Answer with a single number: the count of lines that hold "Telegram".

**** Records for the task

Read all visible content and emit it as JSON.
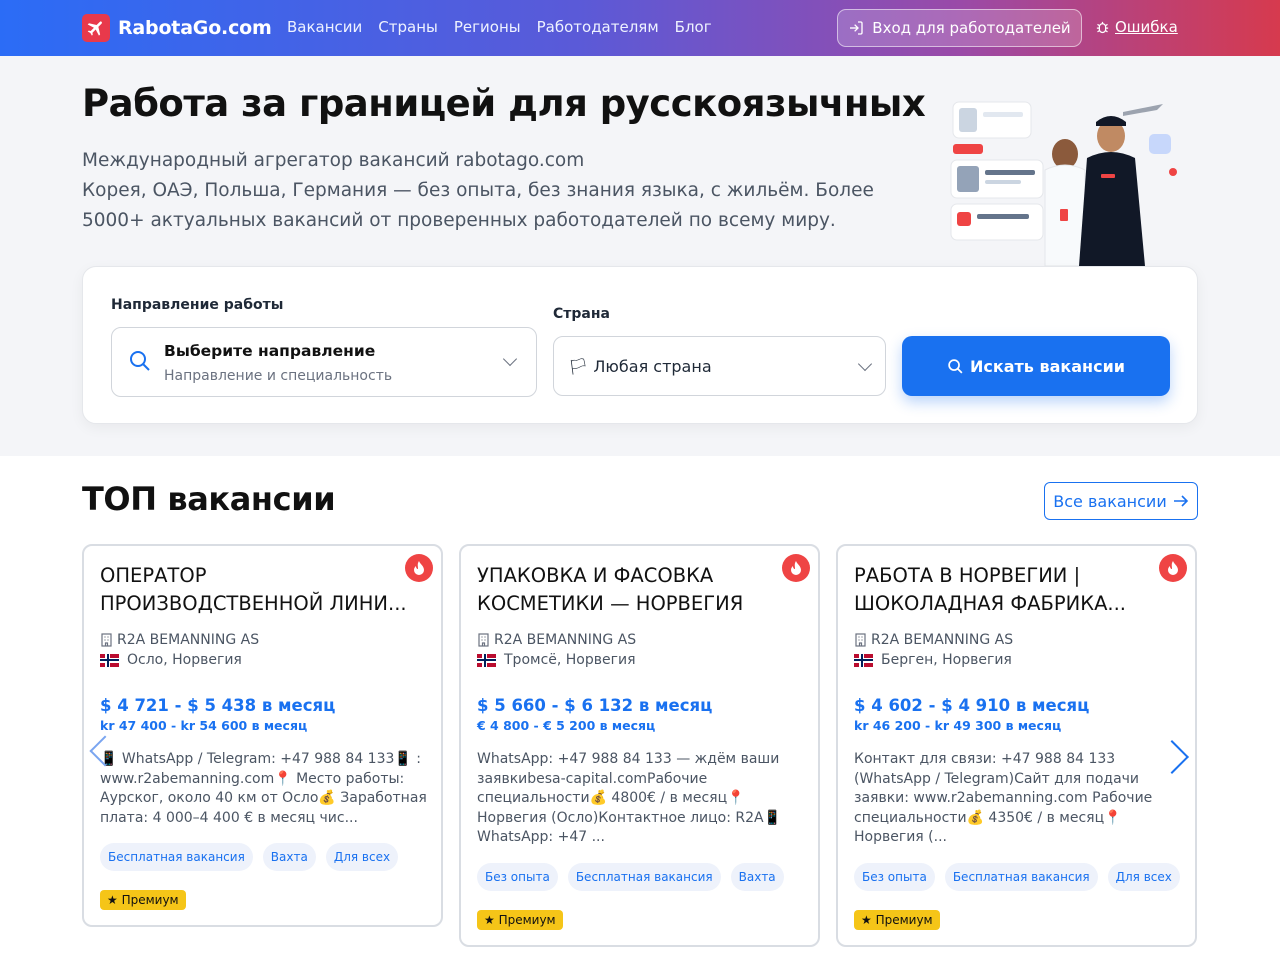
{
  "header": {
    "logo_text": "RabotaGo.com",
    "nav": [
      "Вакансии",
      "Страны",
      "Регионы",
      "Работодателям",
      "Блог"
    ],
    "employer_login": "Вход для работодателей",
    "error_link": "Ошибка"
  },
  "hero": {
    "title": "Работа за границей для русскоязычных",
    "line1": "Международный агрегатор вакансий rabotago.com",
    "line2": "Корея, ОАЭ, Польша, Германия — без опыта, без знания языка, с жильём. Более 5000+ актуальных вакансий от проверенных работодателей по всему миру."
  },
  "search": {
    "direction_label": "Направление работы",
    "direction_title": "Выберите направление",
    "direction_sub": "Направление и специальность",
    "country_label": "Страна",
    "country_value": "🏳 Любая страна",
    "button": "Искать вакансии"
  },
  "top": {
    "title": "ТОП вакансии",
    "all_button": "Все вакансии"
  },
  "cards": [
    {
      "title": "ОПЕРАТОР ПРОИЗВОДСТВЕННОЙ ЛИНИ...",
      "company": "R2A BEMANNING AS",
      "location": "Осло, Норвегия",
      "salary": "$ 4 721 - $ 5 438 в месяц",
      "salary_local": "kr 47 400 - kr 54 600 в месяц",
      "desc": "📱 WhatsApp / Telegram: +47 988 84 133📱 : www.r2abemanning.com📍 Место работы: Аурског, около 40 км от Осло💰 Заработная плата: 4 000–4 400 € в месяц чис...",
      "tags": [
        "Бесплатная вакансия",
        "Вахта",
        "Для всех"
      ],
      "premium": "★ Премиум"
    },
    {
      "title": "УПАКОВКА И ФАСОВКА КОСМЕТИКИ — НОРВЕГИЯ",
      "company": "R2A BEMANNING AS",
      "location": "Тромсё, Норвегия",
      "salary": "$ 5 660 - $ 6 132 в месяц",
      "salary_local": "€ 4 800 - € 5 200 в месяц",
      "desc": "WhatsApp: +47 988 84 133 — ждём ваши заявкиbesa-capital.comРабочие специальности💰 4800€ / в месяц📍 Норвегия (Осло)Контактное лицо: R2A📱 WhatsApp: +47 ...",
      "tags": [
        "Без опыта",
        "Бесплатная вакансия",
        "Вахта"
      ],
      "premium": "★ Премиум"
    },
    {
      "title": "РАБОТА В НОРВЕГИИ | ШОКОЛАДНАЯ ФАБРИКА...",
      "company": "R2A BEMANNING AS",
      "location": "Берген, Норвегия",
      "salary": "$ 4 602 - $ 4 910 в месяц",
      "salary_local": "kr 46 200 - kr 49 300 в месяц",
      "desc": "Контакт для связи: +47 988 84 133 (WhatsApp / Telegram)Сайт для подачи заявки: www.r2abemanning.com Рабочие специальности💰 4350€ / в месяц📍 Норвегия (...",
      "tags": [
        "Без опыта",
        "Бесплатная вакансия",
        "Для всех"
      ],
      "premium": "★ Премиум"
    }
  ],
  "colors": {
    "accent": "#1971f0",
    "brand_red": "#e8394b",
    "premium": "#f5c518"
  }
}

********

Response to this exercise
2